==== Data listing ====

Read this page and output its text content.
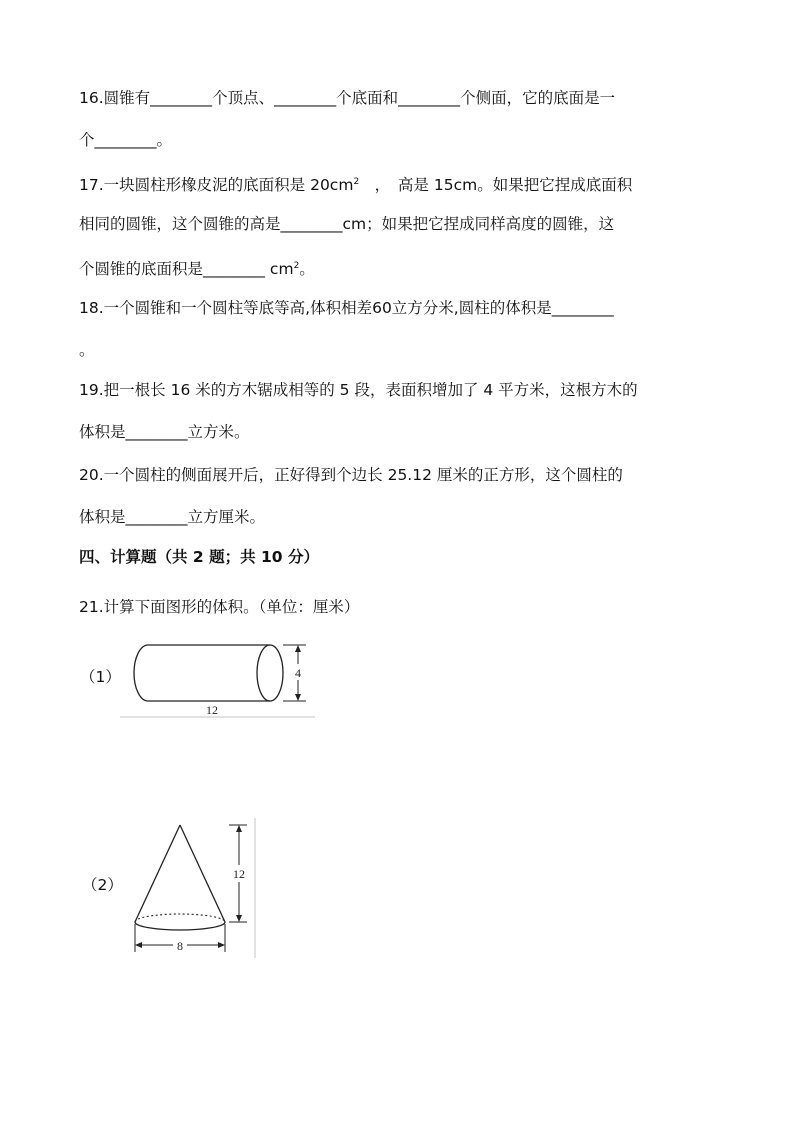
16.圆锥有________个顶点、________个底面和________个侧面，它的底面是一
个________。
17.一块圆柱形橡皮泥的底面积是 $20cm^2$　，　高是 15cm。如果把它捏成底面积
相同的圆锥，这个圆锥的高是________cm；如果把它捏成同样高度的圆锥，这
个圆锥的底面积是________ $cm^2$。
18.一个圆锥和一个圆柱等底等高,体积相差60立方分米,圆柱的体积是________
。
19.把一根长 16 米的方木锯成相等的 5 段，表面积增加了 4 平方米，这根方木的
体积是________立方米。
20.一个圆柱的侧面展开后，正好得到个边长 25.12 厘米的正方形，这个圆柱的
体积是________立方厘米。
四、计算题（共 2 题；共 10 分）
21.计算下面图形的体积。（单位：厘米）
（1）	4
12
（2）
12
8
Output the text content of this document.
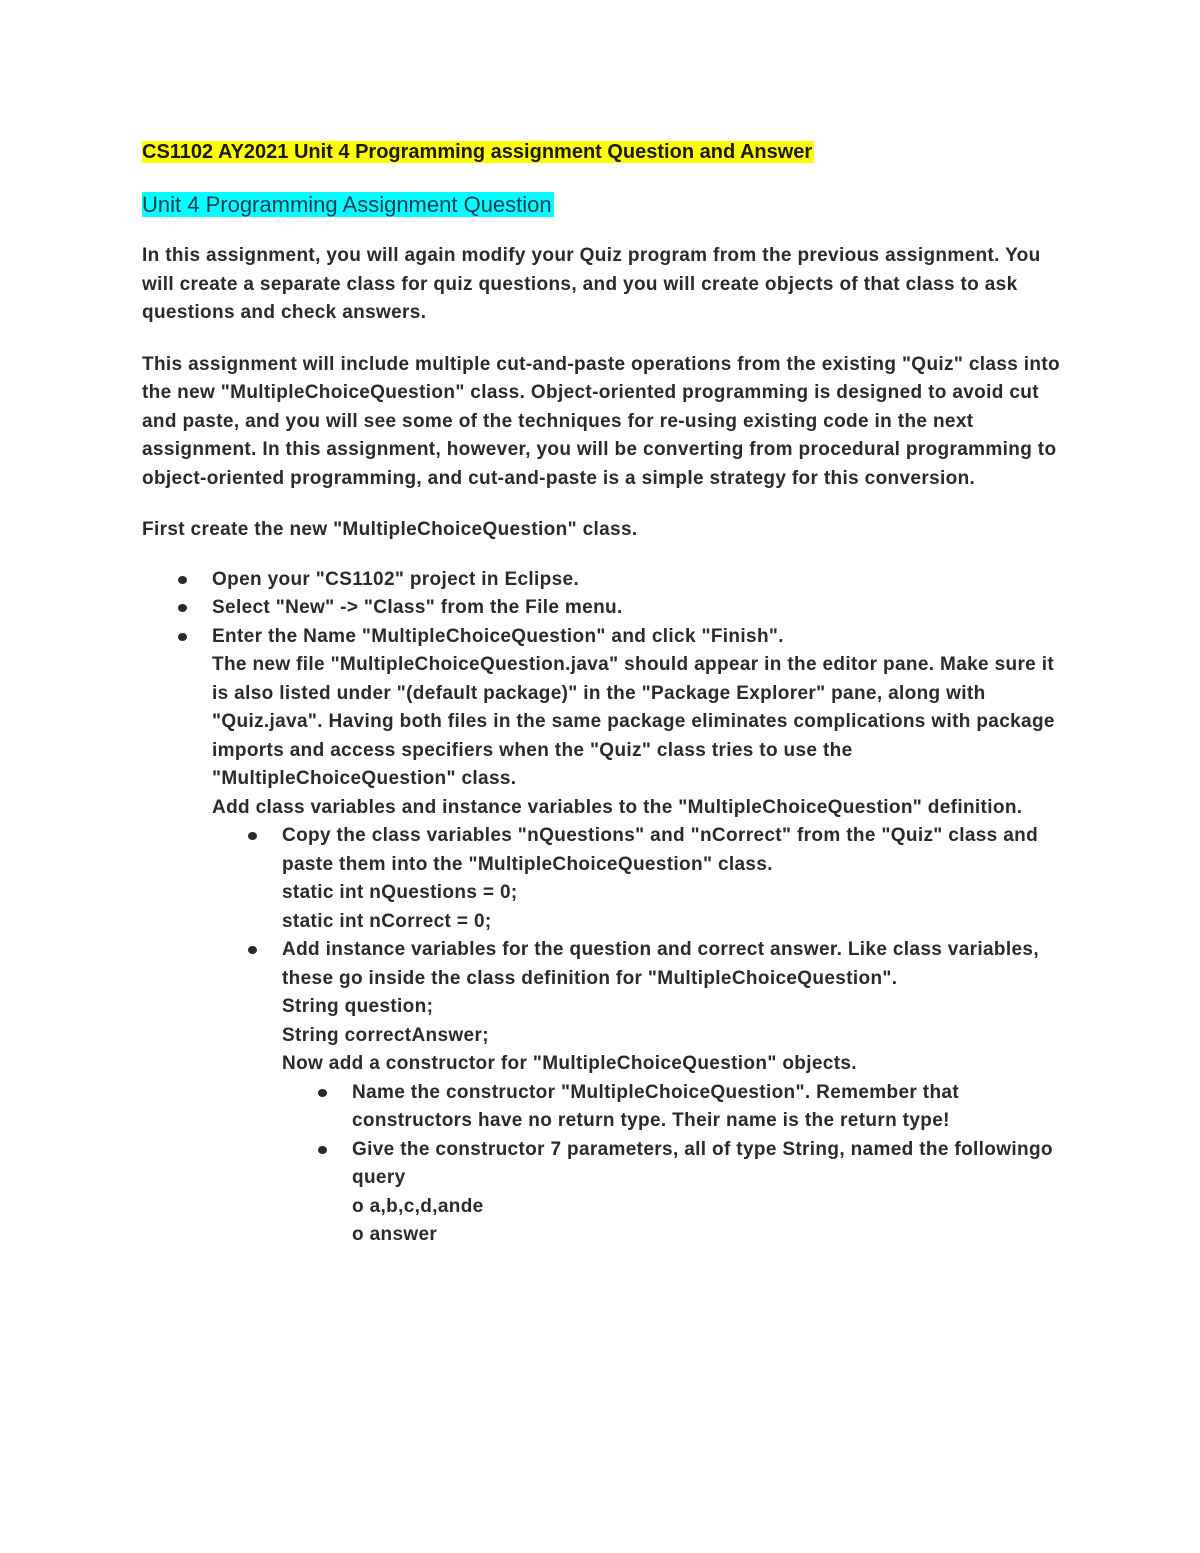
CS1102 AY2021 Unit 4 Programming assignment Question and Answer
Unit 4 Programming Assignment Question

In this assignment, you will again modify your Quiz program from the previous assignment. You will create a separate class for quiz questions, and you will create objects of that class to ask questions and check answers.

This assignment will include multiple cut-and-paste operations from the existing "Quiz" class into the new "MultipleChoiceQuestion" class. Object-oriented programming is designed to avoid cut and paste, and you will see some of the techniques for re-using existing code in the next assignment. In this assignment, however, you will be converting from procedural programming to object-oriented programming, and cut-and-paste is a simple strategy for this conversion.

First create the new "MultipleChoiceQuestion" class.

Open your "CS1102" project in Eclipse.
Select "New" -> "Class" from the File menu.
Enter the Name "MultipleChoiceQuestion" and click "Finish".
The new file "MultipleChoiceQuestion.java" should appear in the editor pane. Make sure it is also listed under "(default package)" in the "Package Explorer" pane, along with "Quiz.java". Having both files in the same package eliminates complications with package imports and access specifiers when the "Quiz" class tries to use the "MultipleChoiceQuestion" class.
Add class variables and instance variables to the "MultipleChoiceQuestion" definition.
Copy the class variables "nQuestions" and "nCorrect" from the "Quiz" class and paste them into the "MultipleChoiceQuestion" class.
static int nQuestions = 0;
static int nCorrect = 0;
Add instance variables for the question and correct answer. Like class variables, these go inside the class definition for "MultipleChoiceQuestion".
String question;
String correctAnswer;
Now add a constructor for "MultipleChoiceQuestion" objects.
Name the constructor "MultipleChoiceQuestion". Remember that constructors have no return type. Their name is the return type!
Give the constructor 7 parameters, all of type String, named the followingo query
o a,b,c,d,ande
o answer
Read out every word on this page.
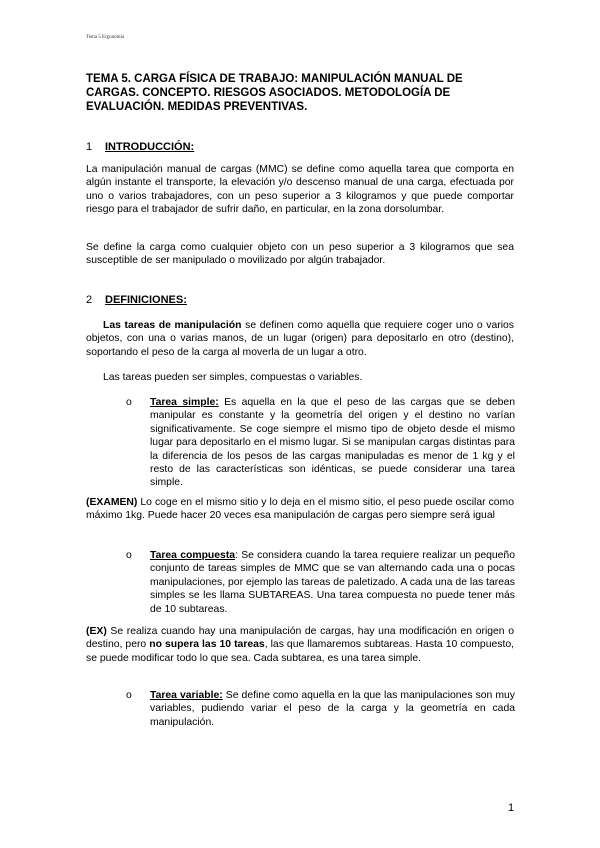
Tema 5 Ergonomía
TEMA 5. CARGA FÍSICA DE TRABAJO: MANIPULACIÓN MANUAL DE CARGAS. CONCEPTO. RIESGOS ASOCIADOS. METODOLOGÍA DE EVALUACIÓN. MEDIDAS PREVENTIVAS.
1 INTRODUCCIÓN:
La manipulación manual de cargas (MMC) se define como aquella tarea que comporta en algún instante el transporte, la elevación y/o descenso manual de una carga, efectuada por uno o varios trabajadores, con un peso superior a 3 kilogramos y que puede comportar riesgo para el trabajador de sufrir daño, en particular, en la zona dorsolumbar.
Se define la carga como cualquier objeto con un peso superior a 3 kilogramos que sea susceptible de ser manipulado o movilizado por algún trabajador.
2 DEFINICIONES:
Las tareas de manipulación se definen como aquella que requiere coger uno o varios objetos, con una o varias manos, de un lugar (origen) para depositarlo en otro (destino), soportando el peso de la carga al moverla de un lugar a otro.
Las tareas pueden ser simples, compuestas o variables.
o	Tarea simple: Es aquella en la que el peso de las cargas que se deben manipular es constante y la geometría del origen y el destino no varían significativamente. Se coge siempre el mismo tipo de objeto desde el mismo lugar para depositarlo en el mismo lugar. Si se manipulan cargas distintas para la diferencia de los pesos de las cargas manipuladas es menor de 1 kg y el resto de las características son idénticas, se puede considerar una tarea simple.
(EXAMEN) Lo coge en el mismo sitio y lo deja en el mismo sitio, el peso puede oscilar como máximo 1kg. Puede hacer 20 veces esa manipulación de cargas pero siempre será igual
o	Tarea compuesta: Se considera cuando la tarea requiere realizar un pequeño conjunto de tareas simples de MMC que se van alternando cada una o pocas manipulaciones, por ejemplo las tareas de paletizado. A cada una de las tareas simples se les llama SUBTAREAS. Una tarea compuesta no puede tener más de 10 subtareas.
(EX) Se realiza cuando hay una manipulación de cargas, hay una modificación en origen o destino, pero no supera las 10 tareas, las que llamaremos subtareas. Hasta 10 compuesto, se puede modificar todo lo que sea. Cada subtarea, es una tarea simple.
o	Tarea variable: Se define como aquella en la que las manipulaciones son muy variables, pudiendo variar el peso de la carga y la geometría en cada manipulación.
1
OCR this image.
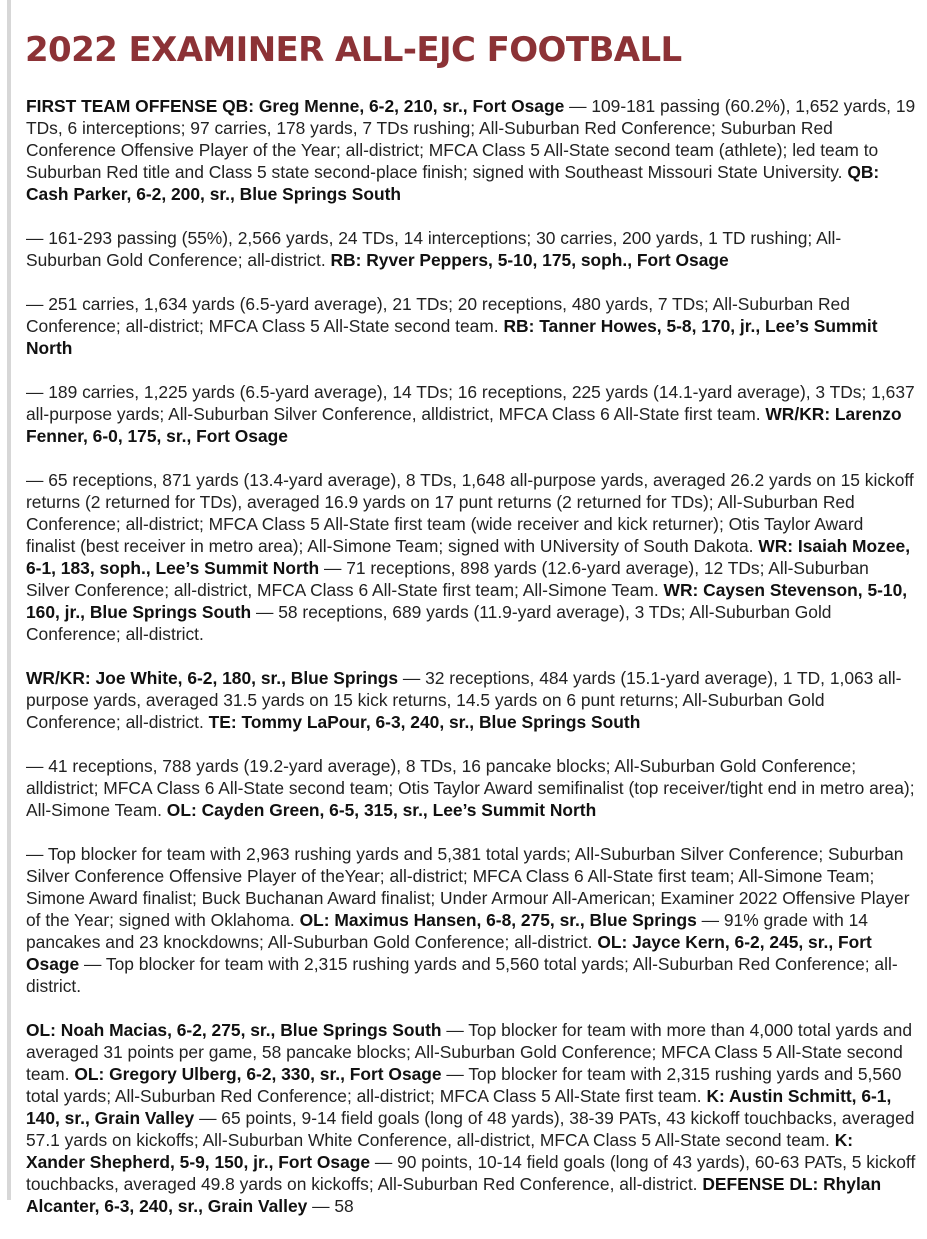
2022 EXAMINER ALL-EJC FOOTBALL

FIRST TEAM OFFENSE QB: Greg Menne, 6-2, 210, sr., Fort Osage — 109-181 passing (60.2%), 1,652 yards, 19 TDs, 6 interceptions; 97 carries, 178 yards, 7 TDs rushing; All-Suburban Red Conference; Suburban Red Conference Offensive Player of the Year; all-district; MFCA Class 5 All-State second team (athlete); led team to Suburban Red title and Class 5 state second-place finish; signed with Southeast Missouri State University. QB: Cash Parker, 6-2, 200, sr., Blue Springs South

— 161-293 passing (55%), 2,566 yards, 24 TDs, 14 interceptions; 30 carries, 200 yards, 1 TD rushing; All-Suburban Gold Conference; all-district. RB: Ryver Peppers, 5-10, 175, soph., Fort Osage

— 251 carries, 1,634 yards (6.5-yard average), 21 TDs; 20 receptions, 480 yards, 7 TDs; All-Suburban Red Conference; all-district; MFCA Class 5 All-State second team. RB: Tanner Howes, 5-8, 170, jr., Lee’s Summit North

— 189 carries, 1,225 yards (6.5-yard average), 14 TDs; 16 receptions, 225 yards (14.1-yard average), 3 TDs; 1,637 all-purpose yards; All-Suburban Silver Conference, alldistrict, MFCA Class 6 All-State first team. WR/KR: Larenzo Fenner, 6-0, 175, sr., Fort Osage

— 65 receptions, 871 yards (13.4-yard average), 8 TDs, 1,648 all-purpose yards, averaged 26.2 yards on 15 kickoff returns (2 returned for TDs), averaged 16.9 yards on 17 punt returns (2 returned for TDs); All-Suburban Red Conference; all-district; MFCA Class 5 All-State first team (wide receiver and kick returner); Otis Taylor Award finalist (best receiver in metro area); All-Simone Team; signed with UNiversity of South Dakota. WR: Isaiah Mozee, 6-1, 183, soph., Lee’s Summit North — 71 receptions, 898 yards (12.6-yard average), 12 TDs; All-Suburban Silver Conference; all-district, MFCA Class 6 All-State first team; All-Simone Team. WR: Caysen Stevenson, 5-10, 160, jr., Blue Springs South — 58 receptions, 689 yards (11.9-yard average), 3 TDs; All-Suburban Gold Conference; all-district.

WR/KR: Joe White, 6-2, 180, sr., Blue Springs — 32 receptions, 484 yards (15.1-yard average), 1 TD, 1,063 all-purpose yards, averaged 31.5 yards on 15 kick returns, 14.5 yards on 6 punt returns; All-Suburban Gold Conference; all-district. TE: Tommy LaPour, 6-3, 240, sr., Blue Springs South

— 41 receptions, 788 yards (19.2-yard average), 8 TDs, 16 pancake blocks; All-Suburban Gold Conference; alldistrict; MFCA Class 6 All-State second team; Otis Taylor Award semifinalist (top receiver/tight end in metro area); All-Simone Team. OL: Cayden Green, 6-5, 315, sr., Lee’s Summit North

— Top blocker for team with 2,963 rushing yards and 5,381 total yards; All-Suburban Silver Conference; Suburban Silver Conference Offensive Player of theYear; all-district; MFCA Class 6 All-State first team; All-Simone Team; Simone Award finalist; Buck Buchanan Award finalist; Under Armour All-American; Examiner 2022 Offensive Player of the Year; signed with Oklahoma. OL: Maximus Hansen, 6-8, 275, sr., Blue Springs — 91% grade with 14 pancakes and 23 knockdowns; All-Suburban Gold Conference; all-district. OL: Jayce Kern, 6-2, 245, sr., Fort Osage — Top blocker for team with 2,315 rushing yards and 5,560 total yards; All-Suburban Red Conference; all-district.

OL: Noah Macias, 6-2, 275, sr., Blue Springs South — Top blocker for team with more than 4,000 total yards and averaged 31 points per game, 58 pancake blocks; All-Suburban Gold Conference; MFCA Class 5 All-State second team. OL: Gregory Ulberg, 6-2, 330, sr., Fort Osage — Top blocker for team with 2,315 rushing yards and 5,560 total yards; All-Suburban Red Conference; all-district; MFCA Class 5 All-State first team. K: Austin Schmitt, 6-1, 140, sr., Grain Valley — 65 points, 9-14 field goals (long of 48 yards), 38-39 PATs, 43 kickoff touchbacks, averaged 57.1 yards on kickoffs; All-Suburban White Conference, all-district, MFCA Class 5 All-State second team. K: Xander Shepherd, 5-9, 150, jr., Fort Osage — 90 points, 10-14 field goals (long of 43 yards), 60-63 PATs, 5 kickoff touchbacks, averaged 49.8 yards on kickoffs; All-Suburban Red Conference, all-district. DEFENSE DL: Rhylan Alcanter, 6-3, 240, sr., Grain Valley — 58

====

**Work instructions:**
Pull every line containing "static" out of the records.

**Problem solution:**
static int nQuestions = 0;
static int nCorrect = 0;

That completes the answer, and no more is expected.